[start of Data listing]
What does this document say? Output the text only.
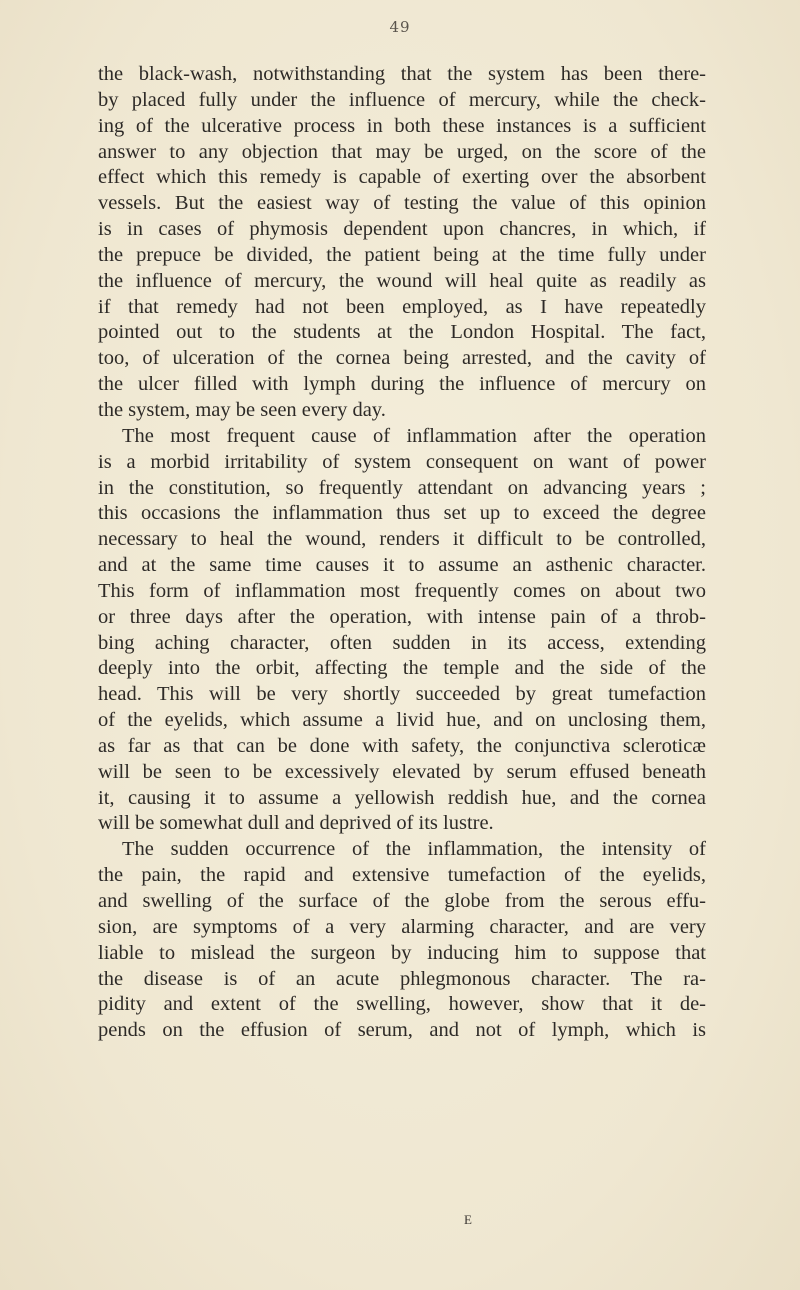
49
the black-wash, notwithstanding that the system has been there-
by placed fully under the influence of mercury, while the check-
ing of the ulcerative process in both these instances is a sufficient
answer to any objection that may be urged, on the score of the
effect which this remedy is capable of exerting over the absorbent
vessels. But the easiest way of testing the value of this opinion
is in cases of phymosis dependent upon chancres, in which, if
the prepuce be divided, the patient being at the time fully under
the influence of mercury, the wound will heal quite as readily as
if that remedy had not been employed, as I have repeatedly
pointed out to the students at the London Hospital. The fact,
too, of ulceration of the cornea being arrested, and the cavity of
the ulcer filled with lymph during the influence of mercury on
the system, may be seen every day.
The most frequent cause of inflammation after the operation
is a morbid irritability of system consequent on want of power
in the constitution, so frequently attendant on advancing years ;
this occasions the inflammation thus set up to exceed the degree
necessary to heal the wound, renders it difficult to be controlled,
and at the same time causes it to assume an asthenic character.
This form of inflammation most frequently comes on about two
or three days after the operation, with intense pain of a throb-
bing aching character, often sudden in its access, extending
deeply into the orbit, affecting the temple and the side of the
head. This will be very shortly succeeded by great tumefaction
of the eyelids, which assume a livid hue, and on unclosing them,
as far as that can be done with safety, the conjunctiva scleroticæ
will be seen to be excessively elevated by serum effused beneath
it, causing it to assume a yellowish reddish hue, and the cornea
will be somewhat dull and deprived of its lustre.
The sudden occurrence of the inflammation, the intensity of
the pain, the rapid and extensive tumefaction of the eyelids,
and swelling of the surface of the globe from the serous effu-
sion, are symptoms of a very alarming character, and are very
liable to mislead the surgeon by inducing him to suppose that
the disease is of an acute phlegmonous character. The ra-
pidity and extent of the swelling, however, show that it de-
pends on the effusion of serum, and not of lymph, which is
E
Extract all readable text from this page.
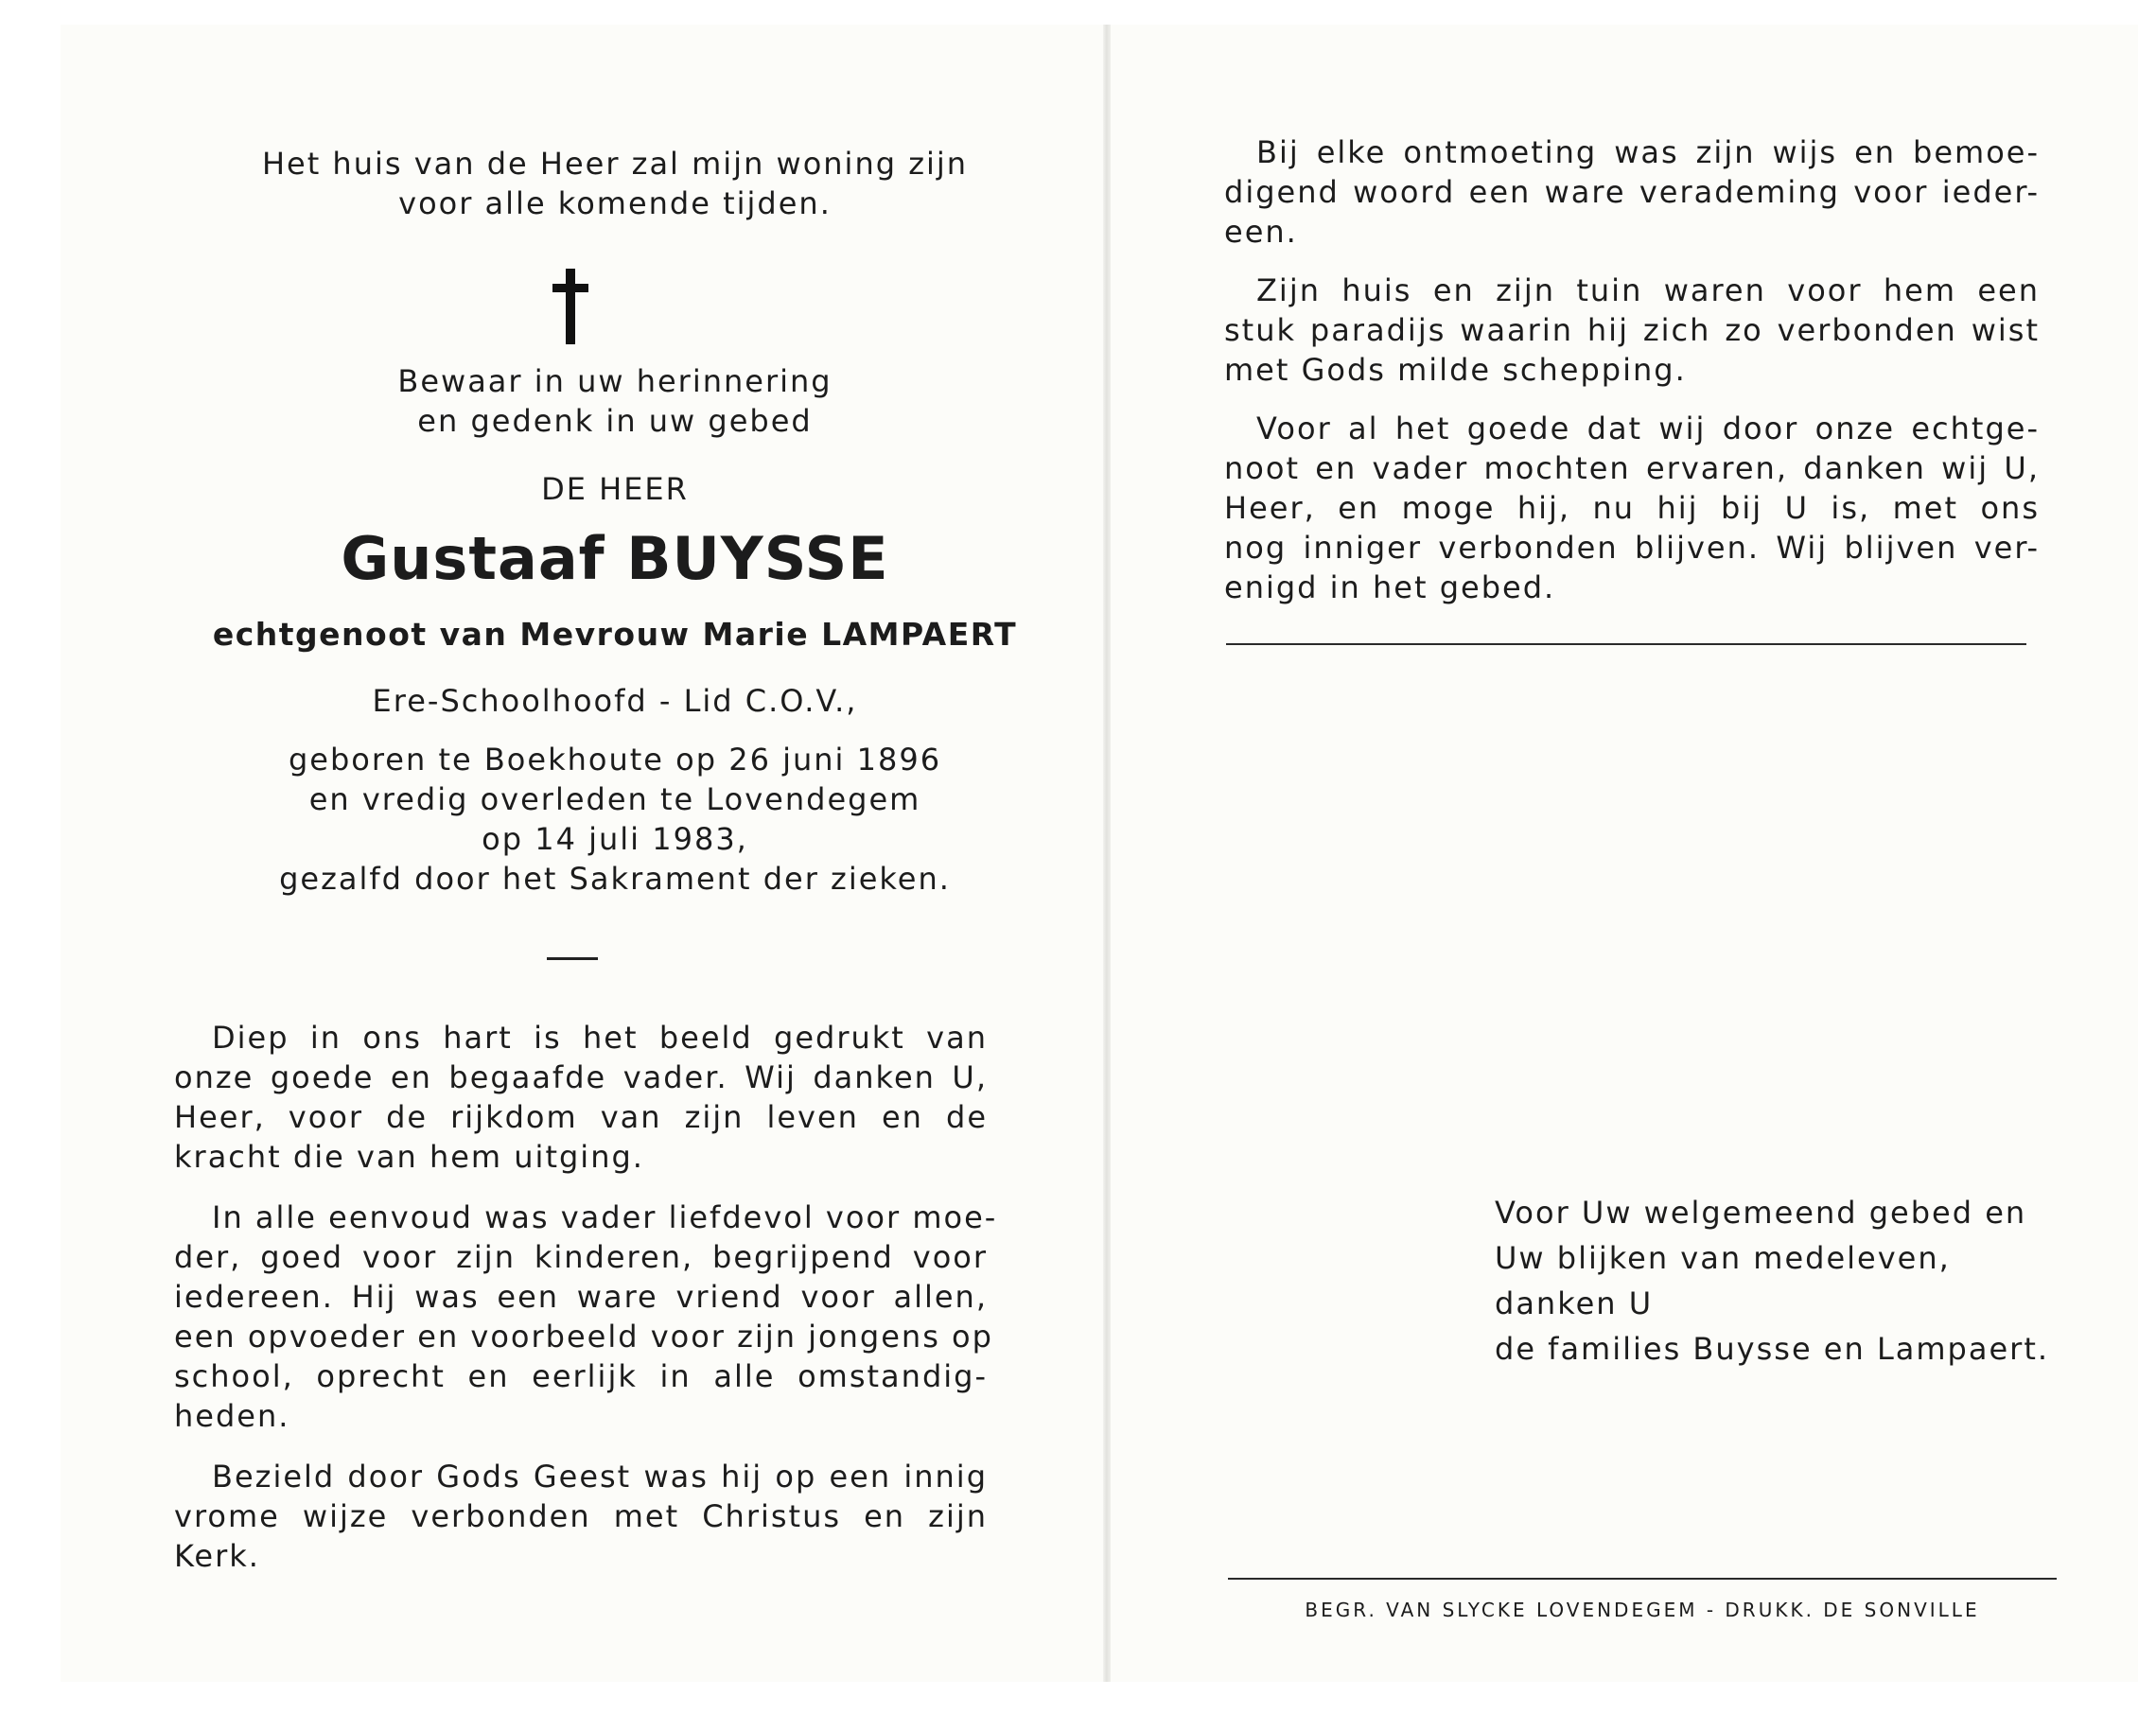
Het huis van de Heer zal mijn woning zijn
voor alle komende tijden.
Bewaar in uw herinnering
en gedenk in uw gebed
DE HEER
Gustaaf BUYSSE
echtgenoot van Mevrouw Marie LAMPAERT
Ere-Schoolhoofd - Lid C.O.V.,
geboren te Boekhoute op 26 juni 1896
en vredig overleden te Lovendegem
op 14 juli 1983,
gezalfd door het Sakrament der zieken.
Diep in ons hart is het beeld gedrukt van
onze goede en begaafde vader. Wij danken U,
Heer, voor de rijkdom van zijn leven en de
kracht die van hem uitging.
In alle eenvoud was vader liefdevol voor moe-
der, goed voor zijn kinderen, begrijpend voor
iedereen. Hij was een ware vriend voor allen,
een opvoeder en voorbeeld voor zijn jongens op
school, oprecht en eerlijk in alle omstandig-
heden.
Bezield door Gods Geest was hij op een innig
vrome wijze verbonden met Christus en zijn
Kerk.
Bij elke ontmoeting was zijn wijs en bemoe-
digend woord een ware verademing voor ieder-
een.
Zijn huis en zijn tuin waren voor hem een
stuk paradijs waarin hij zich zo verbonden wist
met Gods milde schepping.
Voor al het goede dat wij door onze echtge-
noot en vader mochten ervaren, danken wij U,
Heer, en moge hij, nu hij bij U is, met ons
nog inniger verbonden blijven. Wij blijven ver-
enigd in het gebed.
Voor Uw welgemeend gebed en
Uw blijken van medeleven,
danken U
de families Buysse en Lampaert.
BEGR. VAN SLYCKE LOVENDEGEM - DRUKK. DE SONVILLE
[end of Data listing]
◆ Exercise ◆
Quote all of the entries word for word, omitting any pictures.

◆ Response below ◆
What does this document say? Output the text only.
49
the black-wash, notwithstanding that the system has been there-
by placed fully under the influence of mercury, while the check-
ing of the ulcerative process in both these instances is a sufficient
answer to any objection that may be urged, on the score of the
effect which this remedy is capable of exerting over the absorbent
vessels. But the easiest way of testing the value of this opinion
is in cases of phymosis dependent upon chancres, in which, if
the prepuce be divided, the patient being at the time fully under
the influence of mercury, the wound will heal quite as readily as
if that remedy had not been employed, as I have repeatedly
pointed out to the students at the London Hospital. The fact,
too, of ulceration of the cornea being arrested, and the cavity of
the ulcer filled with lymph during the influence of mercury on
the system, may be seen every day.
The most frequent cause of inflammation after the operation
is a morbid irritability of system consequent on want of power
in the constitution, so frequently attendant on advancing years ;
this occasions the inflammation thus set up to exceed the degree
necessary to heal the wound, renders it difficult to be controlled,
and at the same time causes it to assume an asthenic character.
This form of inflammation most frequently comes on about two
or three days after the operation, with intense pain of a throb-
bing aching character, often sudden in its access, extending
deeply into the orbit, affecting the temple and the side of the
head. This will be very shortly succeeded by great tumefaction
of the eyelids, which assume a livid hue, and on unclosing them,
as far as that can be done with safety, the conjunctiva scleroticæ
will be seen to be excessively elevated by serum effused beneath
it, causing it to assume a yellowish reddish hue, and the cornea
will be somewhat dull and deprived of its lustre.
The sudden occurrence of the inflammation, the intensity of
the pain, the rapid and extensive tumefaction of the eyelids,
and swelling of the surface of the globe from the serous effu-
sion, are symptoms of a very alarming character, and are very
liable to mislead the surgeon by inducing him to suppose that
the disease is of an acute phlegmonous character. The ra-
pidity and extent of the swelling, however, show that it de-
pends on the effusion of serum, and not of lymph, which is
E
Extract all readable text from this page.
Het huis van de Heer zal mijn woning zijn
voor alle komende tijden.
Bewaar in uw herinnering
en gedenk in uw gebed
DE HEER
Gustaaf BUYSSE
echtgenoot van Mevrouw Marie LAMPAERT
Ere-Schoolhoofd - Lid C.O.V.,
geboren te Boekhoute op 26 juni 1896
en vredig overleden te Lovendegem
op 14 juli 1983,
gezalfd door het Sakrament der zieken.
Diep in ons hart is het beeld gedrukt van
onze goede en begaafde vader. Wij danken U,
Heer, voor de rijkdom van zijn leven en de
kracht die van hem uitging.
In alle eenvoud was vader liefdevol voor moe-
der, goed voor zijn kinderen, begrijpend voor
iedereen. Hij was een ware vriend voor allen,
een opvoeder en voorbeeld voor zijn jongens op
school, oprecht en eerlijk in alle omstandig-
heden.
Bezield door Gods Geest was hij op een innig
vrome wijze verbonden met Christus en zijn
Kerk.
Bij elke ontmoeting was zijn wijs en bemoe-
digend woord een ware verademing voor ieder-
een.
Zijn huis en zijn tuin waren voor hem een
stuk paradijs waarin hij zich zo verbonden wist
met Gods milde schepping.
Voor al het goede dat wij door onze echtge-
noot en vader mochten ervaren, danken wij U,
Heer, en moge hij, nu hij bij U is, met ons
nog inniger verbonden blijven. Wij blijven ver-
enigd in het gebed.
Voor Uw welgemeend gebed en
Uw blijken van medeleven,
danken U
de families Buysse en Lampaert.
BEGR. VAN SLYCKE LOVENDEGEM - DRUKK. DE SONVILLE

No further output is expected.